Entries provided ▸
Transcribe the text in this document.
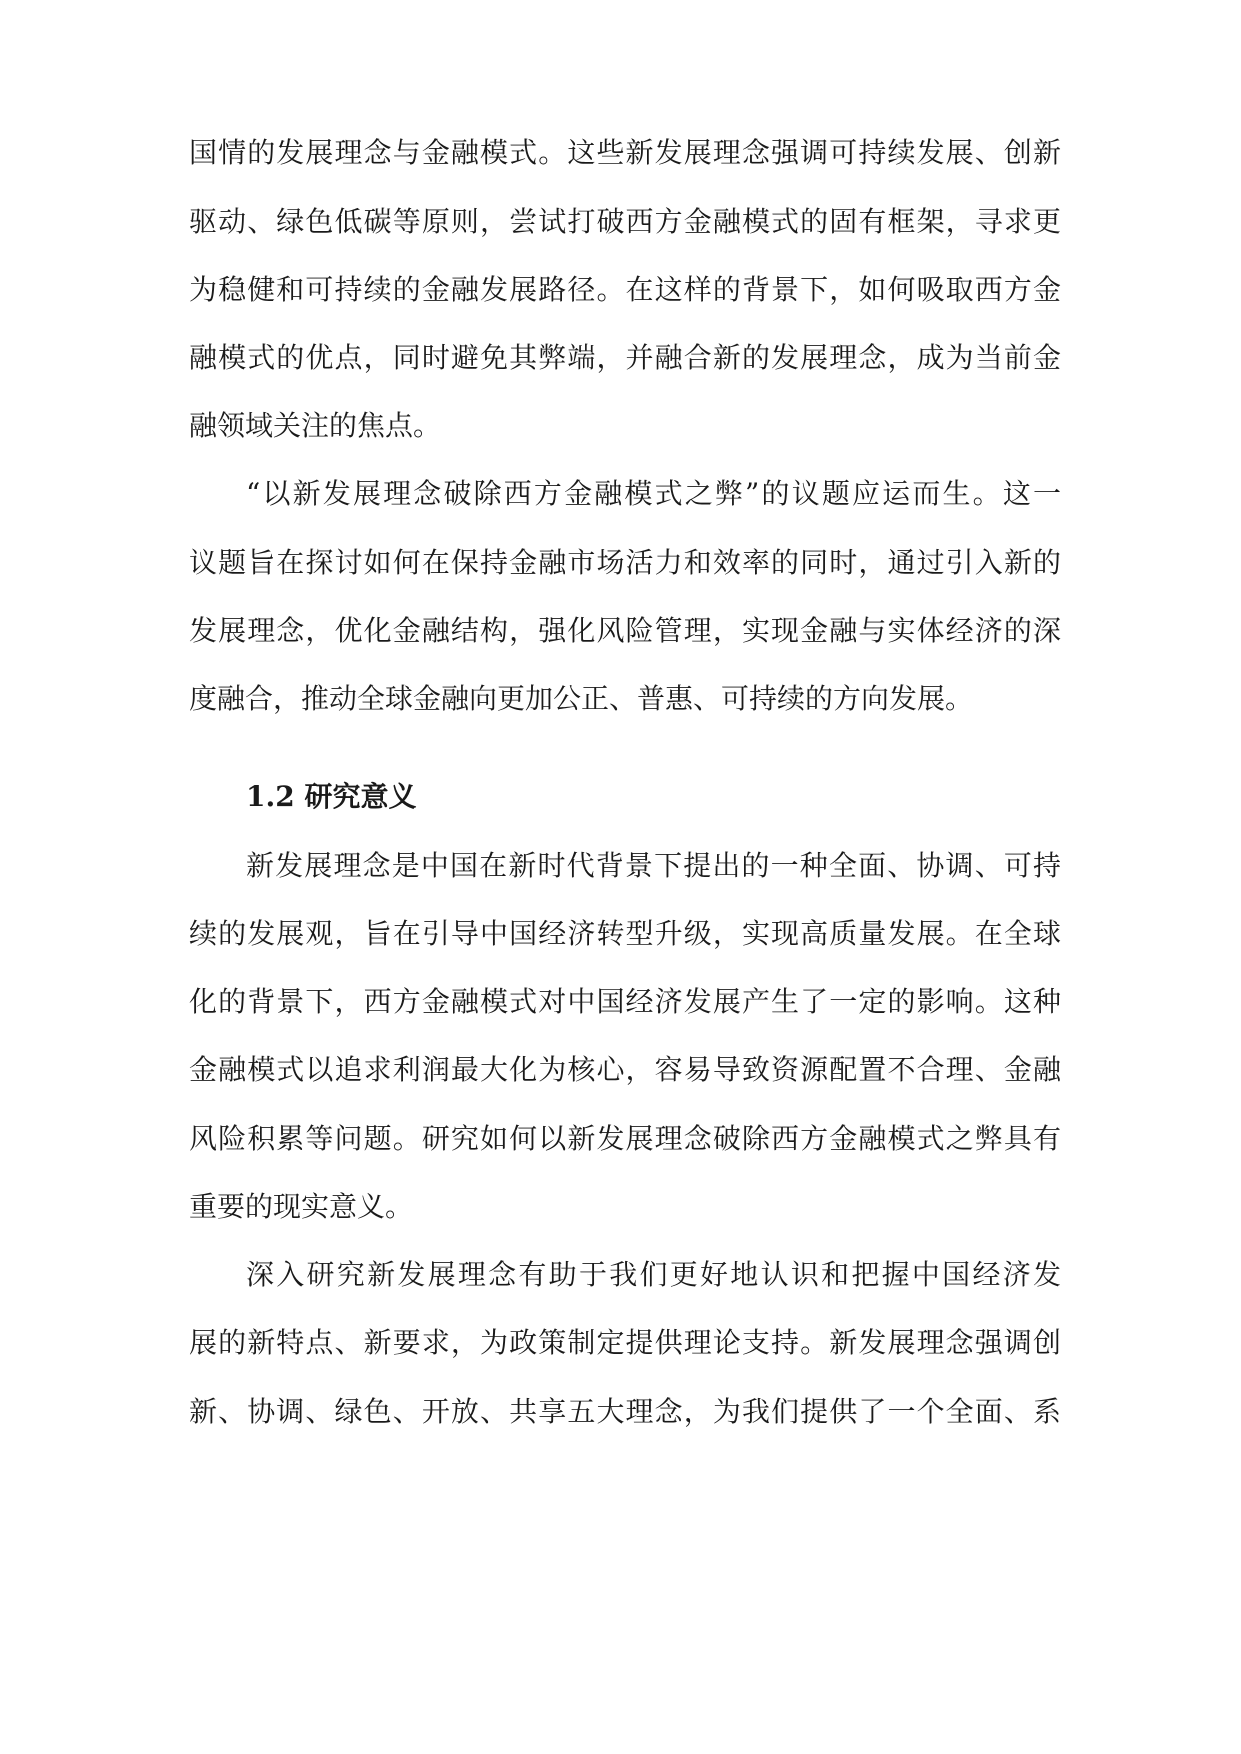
国情的发展理念与金融模式。这些新发展理念强调可持续发展、创新
驱动、绿色低碳等原则，尝试打破西方金融模式的固有框架，寻求更
为稳健和可持续的金融发展路径。在这样的背景下，如何吸取西方金
融模式的优点，同时避免其弊端，并融合新的发展理念，成为当前金
融领域关注的焦点。
“以新发展理念破除西方金融模式之弊”的议题应运而生。这一
议题旨在探讨如何在保持金融市场活力和效率的同时，通过引入新的
发展理念，优化金融结构，强化风险管理，实现金融与实体经济的深
度融合，推动全球金融向更加公正、普惠、可持续的方向发展。
1.2 研究意义
新发展理念是中国在新时代背景下提出的一种全面、协调、可持
续的发展观，旨在引导中国经济转型升级，实现高质量发展。在全球
化的背景下，西方金融模式对中国经济发展产生了一定的影响。这种
金融模式以追求利润最大化为核心，容易导致资源配置不合理、金融
风险积累等问题。研究如何以新发展理念破除西方金融模式之弊具有
重要的现实意义。
深入研究新发展理念有助于我们更好地认识和把握中国经济发
展的新特点、新要求，为政策制定提供理论支持。新发展理念强调创
新、协调、绿色、开放、共享五大理念，为我们提供了一个全面、系
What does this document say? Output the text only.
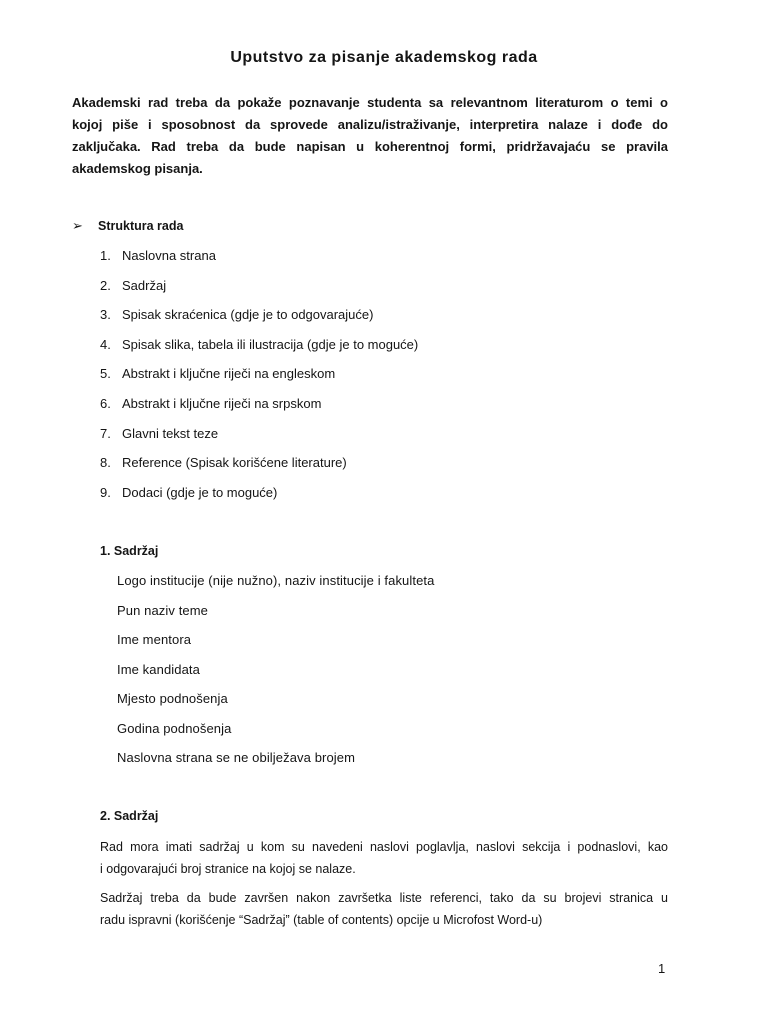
Uputstvo za pisanje akademskog rada
Akademski rad treba da pokaže poznavanje studenta sa relevantnom literaturom o temi o
kojoj piše i sposobnost da sprovede analizu/istraživanje, interpretira nalaze i dođe do
zaključaka. Rad treba da bude napisan u koherentnoj formi, pridržavajaću se pravila
akademskog pisanja.
➢ Struktura rada
1. Naslovna strana
2. Sadržaj
3. Spisak skraćenica (gdje je to odgovarajuće)
4. Spisak slika, tabela ili ilustracija (gdje je to moguće)
5. Abstrakt i ključne riječi na engleskom
6. Abstrakt i ključne riječi na srpskom
7. Glavni tekst teze
8. Reference (Spisak korišćene literature)
9. Dodaci (gdje je to moguće)
1. Sadržaj
Logo institucije (nije nužno), naziv institucije i fakulteta
Pun naziv teme
Ime mentora
Ime kandidata
Mjesto podnošenja
Godina podnošenja
Naslovna strana se ne obilježava brojem
2. Sadržaj
Rad mora imati sadržaj u kom su navedeni naslovi poglavlja, naslovi sekcija i podnaslovi, kao
i odgovarajući broj stranice na kojoj se nalaze.
Sadržaj treba da bude završen nakon završetka liste referenci, tako da su brojevi stranica u
radu ispravni (korišćenje “Sadržaj” (table of contents) opcije u Microfost Word-u)
1
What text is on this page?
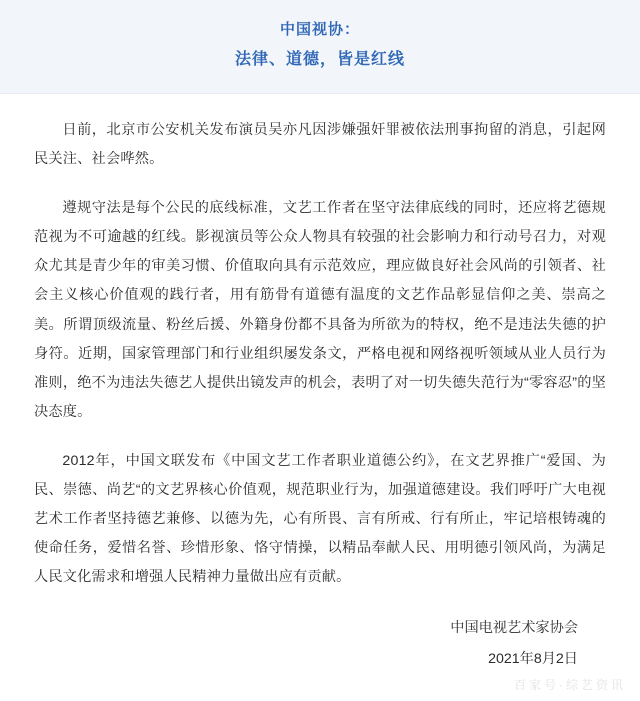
中国视协：
法律、道德，皆是红线

日前，北京市公安机关发布演员吴亦凡因涉嫌强奸罪被依法刑事拘留的消息，引起网民关注、社会哗然。

遵规守法是每个公民的底线标准，文艺工作者在坚守法律底线的同时，还应将艺德规范视为不可逾越的红线。影视演员等公众人物具有较强的社会影响力和行动号召力，对观众尤其是青少年的审美习惯、价值取向具有示范效应，理应做良好社会风尚的引领者、社会主义核心价值观的践行者，用有筋骨有道德有温度的文艺作品彰显信仰之美、崇高之美。所谓顶级流量、粉丝后援、外籍身份都不具备为所欲为的特权，绝不是违法失德的护身符。近期，国家管理部门和行业组织屡发条文，严格电视和网络视听领域从业人员行为准则，绝不为违法失德艺人提供出镜发声的机会，表明了对一切失德失范行为“零容忍”的坚决态度。

2012年，中国文联发布《中国文艺工作者职业道德公约》，在文艺界推广“爱国、为民、崇德、尚艺“的文艺界核心价值观，规范职业行为，加强道德建设。我们呼吁广大电视艺术工作者坚持德艺兼修、以德为先，心有所畏、言有所戒、行有所止，牢记培根铸魂的使命任务，爱惜名誉、珍惜形象、恪守情操，以精品奉献人民、用明德引领风尚，为满足人民文化需求和增强人民精神力量做出应有贡献。

中国电视艺术家协会
2021年8月2日
百家号·综艺资讯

Exercise directions ▸ Retype all the records shown above, character for character. Omit every picture.

Output for this task ▸
Transcribe the text in this document.
国情的发展理念与金融模式。这些新发展理念强调可持续发展、创新
驱动、绿色低碳等原则，尝试打破西方金融模式的固有框架，寻求更
为稳健和可持续的金融发展路径。在这样的背景下，如何吸取西方金
融模式的优点，同时避免其弊端，并融合新的发展理念，成为当前金
融领域关注的焦点。
“以新发展理念破除西方金融模式之弊”的议题应运而生。这一
议题旨在探讨如何在保持金融市场活力和效率的同时，通过引入新的
发展理念，优化金融结构，强化风险管理，实现金融与实体经济的深
度融合，推动全球金融向更加公正、普惠、可持续的方向发展。
1.2 研究意义
新发展理念是中国在新时代背景下提出的一种全面、协调、可持
续的发展观，旨在引导中国经济转型升级，实现高质量发展。在全球
化的背景下，西方金融模式对中国经济发展产生了一定的影响。这种
金融模式以追求利润最大化为核心，容易导致资源配置不合理、金融
风险积累等问题。研究如何以新发展理念破除西方金融模式之弊具有
重要的现实意义。
深入研究新发展理念有助于我们更好地认识和把握中国经济发
展的新特点、新要求，为政策制定提供理论支持。新发展理念强调创
新、协调、绿色、开放、共享五大理念，为我们提供了一个全面、系
What does this document say? Output the text only.
Uputstvo za pisanje akademskog rada
Akademski rad treba da pokaže poznavanje studenta sa relevantnom literaturom o temi o
kojoj piše i sposobnost da sprovede analizu/istraživanje, interpretira nalaze i dođe do
zaključaka. Rad treba da bude napisan u koherentnoj formi, pridržavajaću se pravila
akademskog pisanja.
➢ Struktura rada
1. Naslovna strana
2. Sadržaj
3. Spisak skraćenica (gdje je to odgovarajuće)
4. Spisak slika, tabela ili ilustracija (gdje je to moguće)
5. Abstrakt i ključne riječi na engleskom
6. Abstrakt i ključne riječi na srpskom
7. Glavni tekst teze
8. Reference (Spisak korišćene literature)
9. Dodaci (gdje je to moguće)
1. Sadržaj
Logo institucije (nije nužno), naziv institucije i fakulteta
Pun naziv teme
Ime mentora
Ime kandidata
Mjesto podnošenja
Godina podnošenja
Naslovna strana se ne obilježava brojem
2. Sadržaj
Rad mora imati sadržaj u kom su navedeni naslovi poglavlja, naslovi sekcija i podnaslovi, kao
i odgovarajući broj stranice na kojoj se nalaze.
Sadržaj treba da bude završen nakon završetka liste referenci, tako da su brojevi stranica u
radu ispravni (korišćenje “Sadržaj” (table of contents) opcije u Microfost Word-u)
1
What text is on this page?
中国视协：
法律、道德，皆是红线

日前，北京市公安机关发布演员吴亦凡因涉嫌强奸罪被依法刑事拘留的消息，引起网民关注、社会哗然。

遵规守法是每个公民的底线标准，文艺工作者在坚守法律底线的同时，还应将艺德规范视为不可逾越的红线。影视演员等公众人物具有较强的社会影响力和行动号召力，对观众尤其是青少年的审美习惯、价值取向具有示范效应，理应做良好社会风尚的引领者、社会主义核心价值观的践行者，用有筋骨有道德有温度的文艺作品彰显信仰之美、崇高之美。所谓顶级流量、粉丝后援、外籍身份都不具备为所欲为的特权，绝不是违法失德的护身符。近期，国家管理部门和行业组织屡发条文，严格电视和网络视听领域从业人员行为准则，绝不为违法失德艺人提供出镜发声的机会，表明了对一切失德失范行为“零容忍”的坚决态度。

2012年，中国文联发布《中国文艺工作者职业道德公约》，在文艺界推广“爱国、为民、崇德、尚艺“的文艺界核心价值观，规范职业行为，加强道德建设。我们呼吁广大电视艺术工作者坚持德艺兼修、以德为先，心有所畏、言有所戒、行有所止，牢记培根铸魂的使命任务，爱惜名誉、珍惜形象、恪守情操，以精品奉献人民、用明德引领风尚，为满足人民文化需求和增强人民精神力量做出应有贡献。

中国电视艺术家协会
2021年8月2日
百家号·综艺资讯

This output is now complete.